DIRECTIONS: Look through the material below and say how many of its lines carry the string "caption". Only the number should be given.
Top of SOURCE RECORDS
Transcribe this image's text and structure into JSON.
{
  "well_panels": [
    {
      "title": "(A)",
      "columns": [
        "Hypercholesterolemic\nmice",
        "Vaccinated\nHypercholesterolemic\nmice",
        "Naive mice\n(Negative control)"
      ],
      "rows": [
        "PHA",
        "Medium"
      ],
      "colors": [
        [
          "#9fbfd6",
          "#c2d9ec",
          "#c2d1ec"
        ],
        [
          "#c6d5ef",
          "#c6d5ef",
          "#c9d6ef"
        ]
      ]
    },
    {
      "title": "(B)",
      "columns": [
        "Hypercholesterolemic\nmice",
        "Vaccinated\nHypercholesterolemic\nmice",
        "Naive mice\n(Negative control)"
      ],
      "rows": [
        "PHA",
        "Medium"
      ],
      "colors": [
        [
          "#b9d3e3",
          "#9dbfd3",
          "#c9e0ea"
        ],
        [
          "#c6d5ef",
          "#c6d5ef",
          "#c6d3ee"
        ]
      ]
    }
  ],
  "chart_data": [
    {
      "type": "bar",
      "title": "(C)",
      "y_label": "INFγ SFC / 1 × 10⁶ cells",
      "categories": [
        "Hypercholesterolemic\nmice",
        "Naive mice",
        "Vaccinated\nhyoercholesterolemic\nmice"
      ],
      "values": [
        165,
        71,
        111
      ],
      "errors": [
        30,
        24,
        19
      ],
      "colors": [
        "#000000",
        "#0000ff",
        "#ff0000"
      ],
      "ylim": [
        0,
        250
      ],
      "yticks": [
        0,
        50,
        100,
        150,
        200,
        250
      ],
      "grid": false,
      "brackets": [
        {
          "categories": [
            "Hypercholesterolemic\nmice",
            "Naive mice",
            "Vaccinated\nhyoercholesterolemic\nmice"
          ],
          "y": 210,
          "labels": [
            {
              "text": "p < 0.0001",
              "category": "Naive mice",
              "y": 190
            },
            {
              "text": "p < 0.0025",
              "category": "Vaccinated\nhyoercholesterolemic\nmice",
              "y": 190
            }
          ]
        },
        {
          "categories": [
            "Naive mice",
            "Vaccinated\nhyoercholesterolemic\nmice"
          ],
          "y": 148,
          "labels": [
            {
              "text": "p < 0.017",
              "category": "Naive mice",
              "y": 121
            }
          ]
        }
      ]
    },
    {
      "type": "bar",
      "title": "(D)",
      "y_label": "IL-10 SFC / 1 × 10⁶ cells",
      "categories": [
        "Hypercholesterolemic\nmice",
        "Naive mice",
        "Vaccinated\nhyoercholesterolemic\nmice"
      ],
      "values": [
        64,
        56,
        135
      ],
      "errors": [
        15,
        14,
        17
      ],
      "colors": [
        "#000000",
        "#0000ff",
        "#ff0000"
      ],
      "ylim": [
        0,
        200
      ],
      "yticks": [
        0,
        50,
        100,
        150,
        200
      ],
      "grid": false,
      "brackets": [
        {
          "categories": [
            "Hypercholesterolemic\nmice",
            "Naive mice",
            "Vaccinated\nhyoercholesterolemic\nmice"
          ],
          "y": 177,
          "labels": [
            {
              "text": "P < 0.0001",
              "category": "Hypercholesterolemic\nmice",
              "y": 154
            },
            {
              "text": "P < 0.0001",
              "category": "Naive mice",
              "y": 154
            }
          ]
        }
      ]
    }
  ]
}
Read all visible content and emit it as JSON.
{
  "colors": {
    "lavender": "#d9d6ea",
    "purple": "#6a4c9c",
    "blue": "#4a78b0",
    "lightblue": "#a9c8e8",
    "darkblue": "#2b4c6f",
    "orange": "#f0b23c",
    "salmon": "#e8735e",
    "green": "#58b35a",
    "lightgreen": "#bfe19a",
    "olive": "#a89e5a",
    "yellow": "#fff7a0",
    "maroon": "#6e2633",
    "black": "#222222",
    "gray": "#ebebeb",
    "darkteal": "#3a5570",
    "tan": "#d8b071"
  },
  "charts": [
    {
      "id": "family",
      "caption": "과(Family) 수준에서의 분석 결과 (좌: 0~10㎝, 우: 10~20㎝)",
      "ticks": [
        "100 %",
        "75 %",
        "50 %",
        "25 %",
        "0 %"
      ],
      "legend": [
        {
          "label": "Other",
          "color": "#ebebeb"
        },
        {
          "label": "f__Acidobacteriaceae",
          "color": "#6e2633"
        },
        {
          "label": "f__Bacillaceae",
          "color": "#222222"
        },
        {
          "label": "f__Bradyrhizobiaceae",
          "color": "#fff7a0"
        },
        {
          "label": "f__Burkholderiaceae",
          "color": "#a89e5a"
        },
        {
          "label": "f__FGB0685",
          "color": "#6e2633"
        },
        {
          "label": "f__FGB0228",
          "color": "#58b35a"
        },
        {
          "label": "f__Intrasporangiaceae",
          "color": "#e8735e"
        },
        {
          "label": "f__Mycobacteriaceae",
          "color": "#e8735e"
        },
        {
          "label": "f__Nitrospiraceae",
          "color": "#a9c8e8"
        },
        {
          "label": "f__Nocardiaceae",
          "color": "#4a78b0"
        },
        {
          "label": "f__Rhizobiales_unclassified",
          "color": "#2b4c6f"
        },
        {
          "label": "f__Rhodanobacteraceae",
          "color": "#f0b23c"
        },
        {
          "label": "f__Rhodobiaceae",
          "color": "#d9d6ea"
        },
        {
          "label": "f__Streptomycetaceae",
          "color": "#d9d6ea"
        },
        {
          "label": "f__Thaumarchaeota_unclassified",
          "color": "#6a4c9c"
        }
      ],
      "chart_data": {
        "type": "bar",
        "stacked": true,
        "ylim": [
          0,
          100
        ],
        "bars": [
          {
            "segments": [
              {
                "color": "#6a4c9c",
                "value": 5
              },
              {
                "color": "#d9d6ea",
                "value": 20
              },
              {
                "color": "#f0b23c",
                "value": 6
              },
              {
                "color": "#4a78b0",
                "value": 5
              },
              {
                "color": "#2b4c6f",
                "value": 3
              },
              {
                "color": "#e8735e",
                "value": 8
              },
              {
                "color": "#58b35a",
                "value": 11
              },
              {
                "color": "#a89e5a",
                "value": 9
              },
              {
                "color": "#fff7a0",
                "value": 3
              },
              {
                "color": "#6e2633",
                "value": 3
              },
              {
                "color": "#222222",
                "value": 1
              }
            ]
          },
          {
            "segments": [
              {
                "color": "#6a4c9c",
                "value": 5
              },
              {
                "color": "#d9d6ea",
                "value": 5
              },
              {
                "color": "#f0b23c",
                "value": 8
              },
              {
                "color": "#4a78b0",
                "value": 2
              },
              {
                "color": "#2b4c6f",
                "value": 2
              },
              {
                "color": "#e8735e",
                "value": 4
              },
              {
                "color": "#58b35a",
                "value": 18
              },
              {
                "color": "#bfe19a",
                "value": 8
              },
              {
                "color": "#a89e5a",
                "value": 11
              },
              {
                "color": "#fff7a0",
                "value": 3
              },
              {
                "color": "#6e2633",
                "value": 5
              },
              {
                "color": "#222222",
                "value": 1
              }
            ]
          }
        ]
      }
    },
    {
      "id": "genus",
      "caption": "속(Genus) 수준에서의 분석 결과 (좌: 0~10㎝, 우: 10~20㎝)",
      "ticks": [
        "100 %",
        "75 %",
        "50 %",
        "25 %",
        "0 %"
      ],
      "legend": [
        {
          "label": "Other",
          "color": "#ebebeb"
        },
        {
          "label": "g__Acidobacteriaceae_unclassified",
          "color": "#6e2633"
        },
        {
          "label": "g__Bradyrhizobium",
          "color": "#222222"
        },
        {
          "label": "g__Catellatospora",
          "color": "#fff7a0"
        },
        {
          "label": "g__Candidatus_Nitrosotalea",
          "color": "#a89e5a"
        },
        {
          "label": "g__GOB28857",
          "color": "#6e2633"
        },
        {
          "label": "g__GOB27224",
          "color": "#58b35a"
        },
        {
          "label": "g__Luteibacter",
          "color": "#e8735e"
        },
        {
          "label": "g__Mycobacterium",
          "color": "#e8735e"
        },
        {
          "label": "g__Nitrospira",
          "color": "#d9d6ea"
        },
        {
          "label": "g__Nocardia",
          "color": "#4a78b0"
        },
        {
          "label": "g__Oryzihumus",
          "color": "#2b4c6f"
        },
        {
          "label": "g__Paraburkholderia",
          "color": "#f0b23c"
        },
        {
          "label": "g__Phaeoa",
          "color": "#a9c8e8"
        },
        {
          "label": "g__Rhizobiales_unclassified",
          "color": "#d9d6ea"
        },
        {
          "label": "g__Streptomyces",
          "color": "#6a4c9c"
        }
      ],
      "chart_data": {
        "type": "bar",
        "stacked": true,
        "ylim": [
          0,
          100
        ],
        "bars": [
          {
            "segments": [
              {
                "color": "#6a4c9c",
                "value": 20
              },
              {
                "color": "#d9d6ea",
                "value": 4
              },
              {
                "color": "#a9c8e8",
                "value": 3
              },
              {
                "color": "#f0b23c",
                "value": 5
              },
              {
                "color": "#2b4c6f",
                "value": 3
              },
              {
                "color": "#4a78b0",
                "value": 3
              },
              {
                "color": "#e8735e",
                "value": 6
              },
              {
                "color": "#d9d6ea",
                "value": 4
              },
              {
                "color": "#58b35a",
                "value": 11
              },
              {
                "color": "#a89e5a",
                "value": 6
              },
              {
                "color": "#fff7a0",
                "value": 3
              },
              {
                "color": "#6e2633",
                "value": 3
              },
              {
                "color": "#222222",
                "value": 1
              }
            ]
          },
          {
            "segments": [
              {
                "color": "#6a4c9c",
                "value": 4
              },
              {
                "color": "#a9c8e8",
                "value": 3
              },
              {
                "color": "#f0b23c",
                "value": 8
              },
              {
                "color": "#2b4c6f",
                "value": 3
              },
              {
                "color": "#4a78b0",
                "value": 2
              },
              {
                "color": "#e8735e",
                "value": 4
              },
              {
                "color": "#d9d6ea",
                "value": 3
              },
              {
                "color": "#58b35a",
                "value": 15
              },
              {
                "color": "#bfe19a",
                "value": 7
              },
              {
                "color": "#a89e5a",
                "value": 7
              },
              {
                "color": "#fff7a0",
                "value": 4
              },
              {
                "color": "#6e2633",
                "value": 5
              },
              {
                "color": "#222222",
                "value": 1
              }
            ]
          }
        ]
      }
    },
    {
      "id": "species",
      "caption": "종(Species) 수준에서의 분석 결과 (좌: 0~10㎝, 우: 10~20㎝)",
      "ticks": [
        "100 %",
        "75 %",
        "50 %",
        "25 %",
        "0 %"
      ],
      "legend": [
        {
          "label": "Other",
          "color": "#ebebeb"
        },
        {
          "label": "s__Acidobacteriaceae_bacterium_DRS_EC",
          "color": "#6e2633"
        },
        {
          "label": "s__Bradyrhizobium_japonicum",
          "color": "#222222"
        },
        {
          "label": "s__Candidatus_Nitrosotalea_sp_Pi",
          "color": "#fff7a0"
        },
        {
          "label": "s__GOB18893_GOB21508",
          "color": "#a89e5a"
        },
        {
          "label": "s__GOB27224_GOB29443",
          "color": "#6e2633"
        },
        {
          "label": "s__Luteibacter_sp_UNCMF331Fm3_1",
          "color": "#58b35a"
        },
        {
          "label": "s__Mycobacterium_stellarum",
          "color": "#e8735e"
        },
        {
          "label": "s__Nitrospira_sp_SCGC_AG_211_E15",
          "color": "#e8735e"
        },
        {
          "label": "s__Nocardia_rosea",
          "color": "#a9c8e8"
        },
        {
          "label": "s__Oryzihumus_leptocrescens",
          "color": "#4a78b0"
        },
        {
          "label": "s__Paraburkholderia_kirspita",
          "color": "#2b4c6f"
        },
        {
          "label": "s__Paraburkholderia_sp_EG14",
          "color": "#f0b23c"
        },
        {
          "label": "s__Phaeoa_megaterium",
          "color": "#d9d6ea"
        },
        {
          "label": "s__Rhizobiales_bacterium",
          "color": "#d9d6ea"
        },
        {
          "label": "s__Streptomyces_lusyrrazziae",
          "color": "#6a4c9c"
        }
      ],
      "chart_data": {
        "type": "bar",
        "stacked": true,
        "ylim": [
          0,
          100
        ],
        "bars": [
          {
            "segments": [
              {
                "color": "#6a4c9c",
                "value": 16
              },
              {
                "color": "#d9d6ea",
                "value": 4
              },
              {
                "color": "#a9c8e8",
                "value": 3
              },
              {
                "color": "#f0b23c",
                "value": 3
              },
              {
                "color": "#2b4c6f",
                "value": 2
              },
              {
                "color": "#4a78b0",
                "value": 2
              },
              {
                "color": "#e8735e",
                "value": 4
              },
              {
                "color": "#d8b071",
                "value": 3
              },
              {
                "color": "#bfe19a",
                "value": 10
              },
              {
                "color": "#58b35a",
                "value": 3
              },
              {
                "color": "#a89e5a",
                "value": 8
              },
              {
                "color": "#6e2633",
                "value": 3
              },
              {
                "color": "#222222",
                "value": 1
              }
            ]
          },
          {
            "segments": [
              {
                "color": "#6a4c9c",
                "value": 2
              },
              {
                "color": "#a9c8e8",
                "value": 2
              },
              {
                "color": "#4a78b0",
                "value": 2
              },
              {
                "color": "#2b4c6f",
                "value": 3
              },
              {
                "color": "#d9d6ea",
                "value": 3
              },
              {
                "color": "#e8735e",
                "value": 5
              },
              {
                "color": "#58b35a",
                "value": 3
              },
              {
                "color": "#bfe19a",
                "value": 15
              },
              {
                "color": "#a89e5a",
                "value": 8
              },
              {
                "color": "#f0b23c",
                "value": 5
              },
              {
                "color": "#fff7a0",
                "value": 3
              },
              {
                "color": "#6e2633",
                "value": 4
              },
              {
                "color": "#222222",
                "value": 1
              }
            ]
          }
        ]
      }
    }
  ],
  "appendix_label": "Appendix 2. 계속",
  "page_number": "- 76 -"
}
Bottom of SOURCE RECORDS
ANSWER FOR THE TASK: 3